WORK TO COMPLETE |
From the listing below, pick out each line with the word "antérieures".

Saved entries:
[start]

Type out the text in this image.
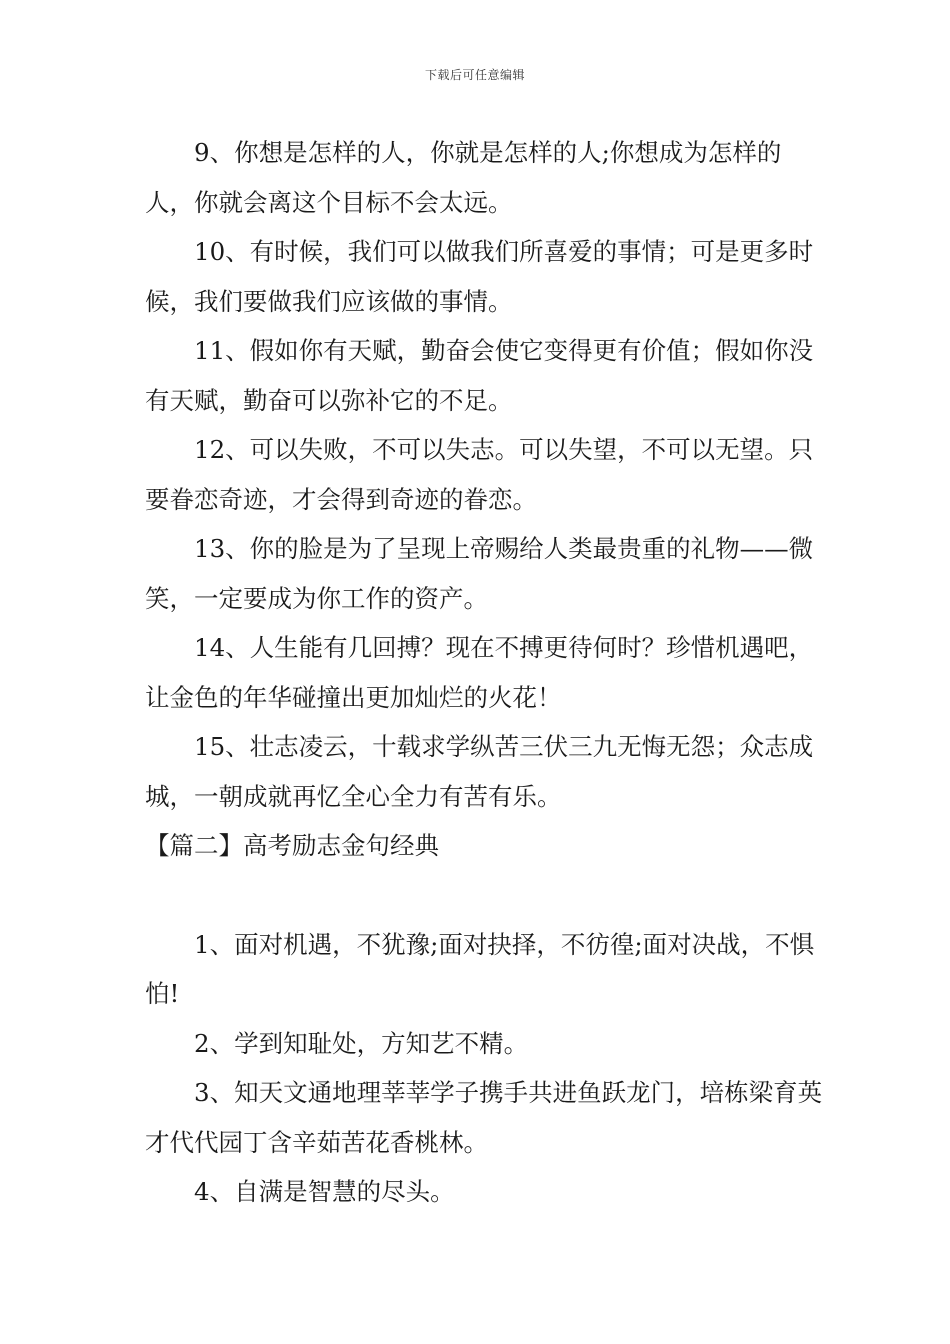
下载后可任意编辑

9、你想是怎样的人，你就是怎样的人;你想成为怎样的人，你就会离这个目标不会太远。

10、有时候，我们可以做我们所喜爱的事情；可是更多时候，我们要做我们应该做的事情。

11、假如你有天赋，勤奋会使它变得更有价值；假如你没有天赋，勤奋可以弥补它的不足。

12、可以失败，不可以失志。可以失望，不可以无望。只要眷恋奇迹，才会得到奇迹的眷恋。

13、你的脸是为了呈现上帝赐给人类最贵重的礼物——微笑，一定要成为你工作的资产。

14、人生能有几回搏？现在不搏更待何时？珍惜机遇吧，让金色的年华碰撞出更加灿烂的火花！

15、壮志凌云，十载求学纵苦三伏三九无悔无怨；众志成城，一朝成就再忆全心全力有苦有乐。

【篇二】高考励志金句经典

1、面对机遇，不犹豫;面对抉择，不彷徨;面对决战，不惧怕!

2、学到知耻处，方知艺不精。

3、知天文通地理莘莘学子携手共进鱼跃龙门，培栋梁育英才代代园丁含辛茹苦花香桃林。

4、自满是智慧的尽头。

[end]
[start]

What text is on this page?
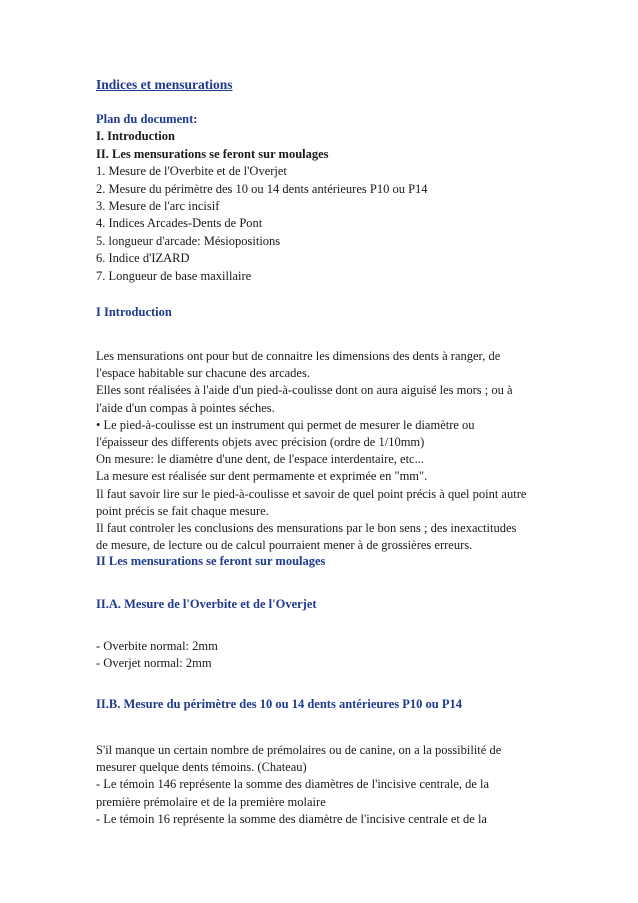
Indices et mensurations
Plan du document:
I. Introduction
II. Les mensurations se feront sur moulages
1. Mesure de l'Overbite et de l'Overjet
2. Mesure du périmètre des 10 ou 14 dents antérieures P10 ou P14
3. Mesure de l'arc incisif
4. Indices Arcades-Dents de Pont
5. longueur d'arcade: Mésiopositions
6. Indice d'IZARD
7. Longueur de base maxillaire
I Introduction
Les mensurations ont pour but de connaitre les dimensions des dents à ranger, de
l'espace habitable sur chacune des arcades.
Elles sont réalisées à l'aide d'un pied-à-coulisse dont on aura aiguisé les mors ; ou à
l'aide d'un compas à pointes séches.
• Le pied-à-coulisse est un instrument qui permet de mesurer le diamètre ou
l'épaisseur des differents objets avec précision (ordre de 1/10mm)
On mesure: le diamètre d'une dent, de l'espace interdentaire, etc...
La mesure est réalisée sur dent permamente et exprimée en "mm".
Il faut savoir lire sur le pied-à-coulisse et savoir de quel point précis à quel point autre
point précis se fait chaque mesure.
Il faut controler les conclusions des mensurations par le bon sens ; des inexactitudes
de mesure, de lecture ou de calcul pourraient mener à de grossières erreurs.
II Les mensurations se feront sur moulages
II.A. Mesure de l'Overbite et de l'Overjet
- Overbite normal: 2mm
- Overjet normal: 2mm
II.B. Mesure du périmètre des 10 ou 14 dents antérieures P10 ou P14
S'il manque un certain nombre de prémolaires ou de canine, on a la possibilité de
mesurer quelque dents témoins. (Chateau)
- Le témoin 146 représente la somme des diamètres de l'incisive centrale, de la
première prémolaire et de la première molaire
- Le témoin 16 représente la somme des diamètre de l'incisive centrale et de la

[end]

RESULT |
2. Mesure du périmètre des 10 ou 14 dents antérieures P10 ou P14
II.B. Mesure du périmètre des 10 ou 14 dents antérieures P10 ou P14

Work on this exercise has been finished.